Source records
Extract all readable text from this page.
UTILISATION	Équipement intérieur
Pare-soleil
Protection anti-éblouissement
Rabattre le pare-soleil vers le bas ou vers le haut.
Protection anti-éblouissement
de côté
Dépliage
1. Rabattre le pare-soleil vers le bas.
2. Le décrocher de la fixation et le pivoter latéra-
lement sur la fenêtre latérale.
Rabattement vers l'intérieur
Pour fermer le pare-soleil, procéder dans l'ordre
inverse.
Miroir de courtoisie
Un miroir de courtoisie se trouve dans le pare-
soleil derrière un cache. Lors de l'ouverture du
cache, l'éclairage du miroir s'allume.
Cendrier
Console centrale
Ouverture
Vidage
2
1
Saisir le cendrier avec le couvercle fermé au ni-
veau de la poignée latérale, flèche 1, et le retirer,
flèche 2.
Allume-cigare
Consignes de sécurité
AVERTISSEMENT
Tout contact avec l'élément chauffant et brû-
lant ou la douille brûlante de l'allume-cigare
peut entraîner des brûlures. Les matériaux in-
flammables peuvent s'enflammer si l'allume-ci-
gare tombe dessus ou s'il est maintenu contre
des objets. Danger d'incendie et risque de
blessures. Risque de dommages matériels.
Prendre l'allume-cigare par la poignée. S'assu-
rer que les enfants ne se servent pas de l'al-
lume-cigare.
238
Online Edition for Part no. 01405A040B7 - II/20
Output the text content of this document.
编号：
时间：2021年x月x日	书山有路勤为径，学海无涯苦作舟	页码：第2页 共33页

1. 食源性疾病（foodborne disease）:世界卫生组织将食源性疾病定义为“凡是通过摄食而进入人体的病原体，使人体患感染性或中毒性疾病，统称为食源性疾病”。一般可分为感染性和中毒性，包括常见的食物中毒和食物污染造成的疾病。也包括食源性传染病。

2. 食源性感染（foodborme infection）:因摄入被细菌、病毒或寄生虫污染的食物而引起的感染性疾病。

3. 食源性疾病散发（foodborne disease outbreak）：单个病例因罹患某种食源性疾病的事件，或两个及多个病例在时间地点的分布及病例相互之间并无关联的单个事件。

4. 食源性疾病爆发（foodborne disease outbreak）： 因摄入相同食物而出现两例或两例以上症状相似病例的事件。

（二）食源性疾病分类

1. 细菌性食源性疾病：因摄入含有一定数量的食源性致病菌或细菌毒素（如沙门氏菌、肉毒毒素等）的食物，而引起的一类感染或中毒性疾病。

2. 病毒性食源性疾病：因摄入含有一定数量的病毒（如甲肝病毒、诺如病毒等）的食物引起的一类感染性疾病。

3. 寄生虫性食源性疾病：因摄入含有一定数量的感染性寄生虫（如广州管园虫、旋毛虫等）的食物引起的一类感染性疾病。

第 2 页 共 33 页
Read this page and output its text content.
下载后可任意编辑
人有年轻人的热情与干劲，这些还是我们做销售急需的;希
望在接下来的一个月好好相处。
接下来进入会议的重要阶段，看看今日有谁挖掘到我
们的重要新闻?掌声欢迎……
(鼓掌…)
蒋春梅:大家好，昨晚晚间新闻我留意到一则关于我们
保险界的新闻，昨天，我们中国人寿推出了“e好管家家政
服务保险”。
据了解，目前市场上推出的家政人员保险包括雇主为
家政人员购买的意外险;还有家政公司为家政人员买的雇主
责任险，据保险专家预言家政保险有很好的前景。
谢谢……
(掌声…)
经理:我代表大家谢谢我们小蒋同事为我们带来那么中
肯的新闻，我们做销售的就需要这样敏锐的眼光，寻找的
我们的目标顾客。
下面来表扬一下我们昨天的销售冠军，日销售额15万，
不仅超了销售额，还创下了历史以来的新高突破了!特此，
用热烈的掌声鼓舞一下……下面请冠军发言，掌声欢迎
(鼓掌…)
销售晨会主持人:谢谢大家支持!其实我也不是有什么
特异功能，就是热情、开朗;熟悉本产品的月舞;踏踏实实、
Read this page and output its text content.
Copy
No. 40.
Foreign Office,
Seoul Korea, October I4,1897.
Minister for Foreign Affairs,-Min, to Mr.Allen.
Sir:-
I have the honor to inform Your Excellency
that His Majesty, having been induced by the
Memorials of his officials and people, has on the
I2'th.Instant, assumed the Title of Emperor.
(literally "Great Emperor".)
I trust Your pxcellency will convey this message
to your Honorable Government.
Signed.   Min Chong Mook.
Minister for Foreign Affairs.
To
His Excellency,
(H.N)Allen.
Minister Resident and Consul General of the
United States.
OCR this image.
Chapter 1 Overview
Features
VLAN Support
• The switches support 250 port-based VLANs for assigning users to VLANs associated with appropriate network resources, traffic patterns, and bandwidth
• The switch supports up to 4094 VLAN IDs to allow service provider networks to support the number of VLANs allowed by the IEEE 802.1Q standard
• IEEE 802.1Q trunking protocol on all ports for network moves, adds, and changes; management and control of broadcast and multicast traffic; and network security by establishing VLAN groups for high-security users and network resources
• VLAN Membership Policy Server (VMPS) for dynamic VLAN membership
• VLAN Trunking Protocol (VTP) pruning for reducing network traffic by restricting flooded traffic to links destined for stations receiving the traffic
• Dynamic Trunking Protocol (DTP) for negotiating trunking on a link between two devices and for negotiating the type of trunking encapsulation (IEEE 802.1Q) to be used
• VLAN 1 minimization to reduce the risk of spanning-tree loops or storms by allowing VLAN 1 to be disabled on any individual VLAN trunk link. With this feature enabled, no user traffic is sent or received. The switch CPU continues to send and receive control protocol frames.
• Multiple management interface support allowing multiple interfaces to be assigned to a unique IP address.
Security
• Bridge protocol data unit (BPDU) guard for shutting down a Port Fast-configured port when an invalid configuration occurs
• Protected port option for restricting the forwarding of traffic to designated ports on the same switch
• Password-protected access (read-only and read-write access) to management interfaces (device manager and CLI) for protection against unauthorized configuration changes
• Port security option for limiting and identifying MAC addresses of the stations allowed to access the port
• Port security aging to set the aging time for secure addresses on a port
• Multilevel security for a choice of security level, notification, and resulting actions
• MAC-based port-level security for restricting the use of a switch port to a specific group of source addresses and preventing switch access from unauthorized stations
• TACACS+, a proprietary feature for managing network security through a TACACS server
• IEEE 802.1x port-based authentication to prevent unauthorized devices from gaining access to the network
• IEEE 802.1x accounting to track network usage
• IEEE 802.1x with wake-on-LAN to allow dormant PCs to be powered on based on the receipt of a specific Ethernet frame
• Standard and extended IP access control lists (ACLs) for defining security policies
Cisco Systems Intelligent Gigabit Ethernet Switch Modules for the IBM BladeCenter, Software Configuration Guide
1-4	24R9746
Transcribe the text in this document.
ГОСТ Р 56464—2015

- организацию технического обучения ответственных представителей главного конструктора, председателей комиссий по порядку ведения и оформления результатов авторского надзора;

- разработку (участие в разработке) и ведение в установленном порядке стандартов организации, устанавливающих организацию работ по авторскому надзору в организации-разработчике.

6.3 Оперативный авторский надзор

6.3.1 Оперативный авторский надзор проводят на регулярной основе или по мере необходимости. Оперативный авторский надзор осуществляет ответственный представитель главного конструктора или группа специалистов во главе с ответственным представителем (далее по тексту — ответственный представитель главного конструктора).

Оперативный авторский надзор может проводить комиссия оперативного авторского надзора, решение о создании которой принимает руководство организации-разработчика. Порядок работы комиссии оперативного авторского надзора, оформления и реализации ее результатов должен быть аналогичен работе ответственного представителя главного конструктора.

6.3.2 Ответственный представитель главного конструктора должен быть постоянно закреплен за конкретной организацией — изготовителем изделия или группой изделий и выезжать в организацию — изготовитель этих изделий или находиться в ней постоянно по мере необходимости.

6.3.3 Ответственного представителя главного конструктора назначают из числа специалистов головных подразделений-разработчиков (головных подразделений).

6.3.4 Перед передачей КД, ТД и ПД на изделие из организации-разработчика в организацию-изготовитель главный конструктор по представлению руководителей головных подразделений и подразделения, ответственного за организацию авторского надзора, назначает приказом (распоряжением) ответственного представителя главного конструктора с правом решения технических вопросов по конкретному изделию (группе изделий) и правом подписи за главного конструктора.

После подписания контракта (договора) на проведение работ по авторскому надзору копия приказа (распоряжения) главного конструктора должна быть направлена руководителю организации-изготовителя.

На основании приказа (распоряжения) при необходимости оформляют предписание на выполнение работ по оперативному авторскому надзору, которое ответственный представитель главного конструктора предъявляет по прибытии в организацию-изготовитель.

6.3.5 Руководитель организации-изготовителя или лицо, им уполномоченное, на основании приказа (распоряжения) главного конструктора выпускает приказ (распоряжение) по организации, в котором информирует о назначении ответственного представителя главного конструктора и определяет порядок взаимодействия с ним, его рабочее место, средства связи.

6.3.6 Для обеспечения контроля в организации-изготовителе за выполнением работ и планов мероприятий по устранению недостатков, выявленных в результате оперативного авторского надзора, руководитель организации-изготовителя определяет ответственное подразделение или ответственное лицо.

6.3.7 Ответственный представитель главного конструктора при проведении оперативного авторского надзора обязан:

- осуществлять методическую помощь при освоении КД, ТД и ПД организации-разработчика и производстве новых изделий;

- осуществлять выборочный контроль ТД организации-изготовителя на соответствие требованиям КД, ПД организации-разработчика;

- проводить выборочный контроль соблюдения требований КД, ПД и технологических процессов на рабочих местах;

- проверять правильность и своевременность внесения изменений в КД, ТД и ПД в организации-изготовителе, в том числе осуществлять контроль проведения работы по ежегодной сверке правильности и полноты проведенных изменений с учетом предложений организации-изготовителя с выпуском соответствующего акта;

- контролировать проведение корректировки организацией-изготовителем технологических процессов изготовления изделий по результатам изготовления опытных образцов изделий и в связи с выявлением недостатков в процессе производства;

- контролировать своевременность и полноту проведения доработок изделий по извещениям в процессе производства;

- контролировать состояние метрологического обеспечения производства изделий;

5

REQUIRED WORK ▸
Find every line in the records that has the string "организацией", then state how many there are and nothing else.

TASK RESPONSE ▸
2